Structured figure records
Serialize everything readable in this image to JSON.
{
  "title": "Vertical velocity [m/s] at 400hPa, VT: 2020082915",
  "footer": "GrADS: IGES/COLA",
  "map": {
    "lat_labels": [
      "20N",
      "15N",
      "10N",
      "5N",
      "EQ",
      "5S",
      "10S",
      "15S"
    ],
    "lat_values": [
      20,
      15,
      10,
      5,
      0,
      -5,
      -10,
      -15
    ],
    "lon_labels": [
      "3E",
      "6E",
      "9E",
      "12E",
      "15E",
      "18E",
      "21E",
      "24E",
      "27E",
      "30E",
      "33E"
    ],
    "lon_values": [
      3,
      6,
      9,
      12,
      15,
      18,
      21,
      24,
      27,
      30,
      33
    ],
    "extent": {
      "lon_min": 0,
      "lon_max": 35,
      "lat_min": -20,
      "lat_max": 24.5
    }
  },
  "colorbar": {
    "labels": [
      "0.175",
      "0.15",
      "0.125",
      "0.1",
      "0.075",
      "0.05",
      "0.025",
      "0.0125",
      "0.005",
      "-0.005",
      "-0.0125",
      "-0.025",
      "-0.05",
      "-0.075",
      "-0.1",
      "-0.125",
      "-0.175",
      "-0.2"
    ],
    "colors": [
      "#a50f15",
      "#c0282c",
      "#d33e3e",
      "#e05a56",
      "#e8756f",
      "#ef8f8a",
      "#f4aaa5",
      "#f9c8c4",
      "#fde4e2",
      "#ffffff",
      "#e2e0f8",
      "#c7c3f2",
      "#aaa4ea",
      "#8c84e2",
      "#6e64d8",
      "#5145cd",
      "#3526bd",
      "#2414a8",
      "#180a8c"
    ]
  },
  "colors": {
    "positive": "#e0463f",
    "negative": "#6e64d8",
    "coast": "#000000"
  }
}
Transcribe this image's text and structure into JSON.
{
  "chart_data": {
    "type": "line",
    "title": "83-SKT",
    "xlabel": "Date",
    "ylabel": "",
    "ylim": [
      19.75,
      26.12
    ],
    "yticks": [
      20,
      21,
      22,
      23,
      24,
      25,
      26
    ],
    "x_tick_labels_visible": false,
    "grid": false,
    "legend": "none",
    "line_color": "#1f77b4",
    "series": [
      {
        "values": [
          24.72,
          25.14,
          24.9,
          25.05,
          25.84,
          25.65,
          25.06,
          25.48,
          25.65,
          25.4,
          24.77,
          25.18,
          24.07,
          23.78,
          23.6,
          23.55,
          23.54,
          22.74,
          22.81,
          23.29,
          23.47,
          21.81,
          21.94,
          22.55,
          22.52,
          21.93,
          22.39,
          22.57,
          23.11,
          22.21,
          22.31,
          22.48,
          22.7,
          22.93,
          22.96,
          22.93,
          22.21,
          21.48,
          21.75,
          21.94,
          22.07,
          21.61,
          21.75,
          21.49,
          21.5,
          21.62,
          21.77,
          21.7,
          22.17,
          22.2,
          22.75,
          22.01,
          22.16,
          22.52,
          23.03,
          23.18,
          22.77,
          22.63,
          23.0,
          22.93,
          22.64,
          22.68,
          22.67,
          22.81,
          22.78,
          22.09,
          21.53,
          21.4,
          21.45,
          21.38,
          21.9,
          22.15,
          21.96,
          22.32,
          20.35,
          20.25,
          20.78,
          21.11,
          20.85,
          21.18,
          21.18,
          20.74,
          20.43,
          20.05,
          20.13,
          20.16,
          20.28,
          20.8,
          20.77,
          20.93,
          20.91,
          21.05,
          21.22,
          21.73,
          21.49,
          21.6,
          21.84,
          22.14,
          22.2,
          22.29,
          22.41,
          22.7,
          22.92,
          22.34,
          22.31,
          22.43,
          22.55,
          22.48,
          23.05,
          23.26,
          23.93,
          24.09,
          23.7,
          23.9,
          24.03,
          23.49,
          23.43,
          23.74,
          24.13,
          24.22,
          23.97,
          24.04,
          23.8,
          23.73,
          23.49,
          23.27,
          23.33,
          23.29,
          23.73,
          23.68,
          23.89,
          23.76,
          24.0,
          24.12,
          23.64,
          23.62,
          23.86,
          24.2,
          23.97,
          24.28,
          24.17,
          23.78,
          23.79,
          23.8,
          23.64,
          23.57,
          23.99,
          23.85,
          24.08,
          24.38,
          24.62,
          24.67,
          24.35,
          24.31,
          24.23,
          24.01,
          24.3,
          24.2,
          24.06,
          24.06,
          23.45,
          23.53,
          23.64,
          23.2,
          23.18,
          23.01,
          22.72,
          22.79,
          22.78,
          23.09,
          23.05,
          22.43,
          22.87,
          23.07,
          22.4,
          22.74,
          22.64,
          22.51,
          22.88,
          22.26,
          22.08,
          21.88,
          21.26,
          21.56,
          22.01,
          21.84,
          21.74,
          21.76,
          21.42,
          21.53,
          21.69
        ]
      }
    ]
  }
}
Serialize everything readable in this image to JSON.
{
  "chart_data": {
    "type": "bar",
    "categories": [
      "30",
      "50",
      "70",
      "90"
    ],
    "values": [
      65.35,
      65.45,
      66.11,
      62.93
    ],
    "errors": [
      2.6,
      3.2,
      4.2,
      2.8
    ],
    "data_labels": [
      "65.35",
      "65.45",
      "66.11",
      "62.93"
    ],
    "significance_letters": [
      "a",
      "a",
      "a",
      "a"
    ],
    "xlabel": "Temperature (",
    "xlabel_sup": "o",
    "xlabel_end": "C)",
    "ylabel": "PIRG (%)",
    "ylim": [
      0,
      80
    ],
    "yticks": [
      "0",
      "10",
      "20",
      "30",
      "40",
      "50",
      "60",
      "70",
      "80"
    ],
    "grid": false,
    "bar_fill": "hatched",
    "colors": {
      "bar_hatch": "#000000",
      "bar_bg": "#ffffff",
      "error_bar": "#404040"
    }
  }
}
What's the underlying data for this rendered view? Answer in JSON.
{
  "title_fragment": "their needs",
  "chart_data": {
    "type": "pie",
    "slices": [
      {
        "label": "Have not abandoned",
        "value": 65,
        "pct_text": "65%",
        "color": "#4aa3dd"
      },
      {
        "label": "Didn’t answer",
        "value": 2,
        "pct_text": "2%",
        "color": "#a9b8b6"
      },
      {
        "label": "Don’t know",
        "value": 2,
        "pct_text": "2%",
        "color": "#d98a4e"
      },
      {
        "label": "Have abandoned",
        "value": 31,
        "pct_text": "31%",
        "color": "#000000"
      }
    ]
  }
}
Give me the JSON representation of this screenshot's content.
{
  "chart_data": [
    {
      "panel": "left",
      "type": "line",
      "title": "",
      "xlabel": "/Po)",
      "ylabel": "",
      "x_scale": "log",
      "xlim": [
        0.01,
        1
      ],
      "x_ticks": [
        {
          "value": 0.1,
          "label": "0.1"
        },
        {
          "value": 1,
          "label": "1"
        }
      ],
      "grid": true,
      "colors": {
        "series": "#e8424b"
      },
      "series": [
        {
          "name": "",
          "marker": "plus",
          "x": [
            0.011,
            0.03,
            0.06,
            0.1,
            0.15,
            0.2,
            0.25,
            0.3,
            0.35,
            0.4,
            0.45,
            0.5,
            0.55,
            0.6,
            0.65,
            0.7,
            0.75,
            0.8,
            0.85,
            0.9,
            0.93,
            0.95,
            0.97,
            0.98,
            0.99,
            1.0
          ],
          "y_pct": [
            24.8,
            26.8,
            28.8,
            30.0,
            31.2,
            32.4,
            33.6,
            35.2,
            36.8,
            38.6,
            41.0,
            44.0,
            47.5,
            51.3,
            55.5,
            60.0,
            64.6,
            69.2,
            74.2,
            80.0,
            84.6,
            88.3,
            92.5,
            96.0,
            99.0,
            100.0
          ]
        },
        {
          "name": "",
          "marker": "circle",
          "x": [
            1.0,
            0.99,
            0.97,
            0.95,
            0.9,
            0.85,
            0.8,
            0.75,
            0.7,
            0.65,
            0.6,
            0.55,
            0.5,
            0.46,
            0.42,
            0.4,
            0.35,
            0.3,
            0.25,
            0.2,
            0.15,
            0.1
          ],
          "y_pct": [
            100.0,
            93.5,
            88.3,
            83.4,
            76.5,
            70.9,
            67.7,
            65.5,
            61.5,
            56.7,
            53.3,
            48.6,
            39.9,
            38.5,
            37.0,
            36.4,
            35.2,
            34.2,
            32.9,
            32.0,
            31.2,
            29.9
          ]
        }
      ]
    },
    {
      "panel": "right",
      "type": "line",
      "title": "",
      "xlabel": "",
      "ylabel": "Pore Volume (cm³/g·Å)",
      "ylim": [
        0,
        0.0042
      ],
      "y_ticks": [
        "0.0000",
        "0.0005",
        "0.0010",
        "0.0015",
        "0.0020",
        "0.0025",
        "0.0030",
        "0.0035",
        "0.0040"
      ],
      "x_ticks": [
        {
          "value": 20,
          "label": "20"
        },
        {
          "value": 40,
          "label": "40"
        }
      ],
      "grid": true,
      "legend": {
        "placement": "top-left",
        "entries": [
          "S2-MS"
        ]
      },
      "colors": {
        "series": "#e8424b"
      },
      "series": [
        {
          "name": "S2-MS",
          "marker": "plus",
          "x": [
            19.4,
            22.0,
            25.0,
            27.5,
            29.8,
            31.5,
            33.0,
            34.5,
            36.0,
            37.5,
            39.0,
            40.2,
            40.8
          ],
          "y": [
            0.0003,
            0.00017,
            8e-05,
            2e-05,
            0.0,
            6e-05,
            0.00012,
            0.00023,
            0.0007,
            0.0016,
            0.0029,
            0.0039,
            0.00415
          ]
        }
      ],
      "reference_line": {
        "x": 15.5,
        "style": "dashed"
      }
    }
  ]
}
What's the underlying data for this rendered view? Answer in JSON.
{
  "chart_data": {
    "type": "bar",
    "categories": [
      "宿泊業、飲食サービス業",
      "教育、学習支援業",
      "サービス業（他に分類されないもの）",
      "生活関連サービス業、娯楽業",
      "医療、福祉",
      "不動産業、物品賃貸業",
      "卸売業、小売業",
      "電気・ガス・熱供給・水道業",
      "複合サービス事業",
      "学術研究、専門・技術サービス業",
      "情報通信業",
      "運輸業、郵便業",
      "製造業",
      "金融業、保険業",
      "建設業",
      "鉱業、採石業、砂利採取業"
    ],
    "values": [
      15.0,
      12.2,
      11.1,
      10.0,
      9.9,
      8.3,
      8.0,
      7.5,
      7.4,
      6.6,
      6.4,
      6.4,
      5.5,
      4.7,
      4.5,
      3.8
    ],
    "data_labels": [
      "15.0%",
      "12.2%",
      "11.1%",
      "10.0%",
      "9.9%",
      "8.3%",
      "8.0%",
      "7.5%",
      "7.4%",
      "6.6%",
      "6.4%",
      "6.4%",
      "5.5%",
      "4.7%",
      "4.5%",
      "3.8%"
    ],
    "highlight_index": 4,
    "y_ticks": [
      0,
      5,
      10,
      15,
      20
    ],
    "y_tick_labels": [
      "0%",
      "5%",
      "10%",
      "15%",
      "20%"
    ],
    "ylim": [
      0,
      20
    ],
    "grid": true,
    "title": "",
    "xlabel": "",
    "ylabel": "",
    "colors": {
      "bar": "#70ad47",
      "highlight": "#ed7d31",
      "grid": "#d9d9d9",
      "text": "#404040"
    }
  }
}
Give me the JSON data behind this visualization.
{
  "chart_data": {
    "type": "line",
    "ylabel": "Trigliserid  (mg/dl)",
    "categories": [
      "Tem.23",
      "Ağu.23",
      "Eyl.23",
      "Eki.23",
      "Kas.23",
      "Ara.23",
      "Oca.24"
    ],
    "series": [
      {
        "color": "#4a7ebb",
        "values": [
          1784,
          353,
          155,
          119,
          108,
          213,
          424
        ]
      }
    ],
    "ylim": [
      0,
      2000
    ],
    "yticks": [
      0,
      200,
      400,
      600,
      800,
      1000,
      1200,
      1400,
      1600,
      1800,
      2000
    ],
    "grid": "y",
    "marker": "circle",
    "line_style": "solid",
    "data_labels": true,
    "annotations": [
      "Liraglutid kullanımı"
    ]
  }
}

» **Task to complete**
Scan the material for lines with the word "marker", and copy each line you find.

» **Result for this exercise**
          "marker": "plus",
          "marker": "circle",
          "marker": "plus",
    "marker": "circle",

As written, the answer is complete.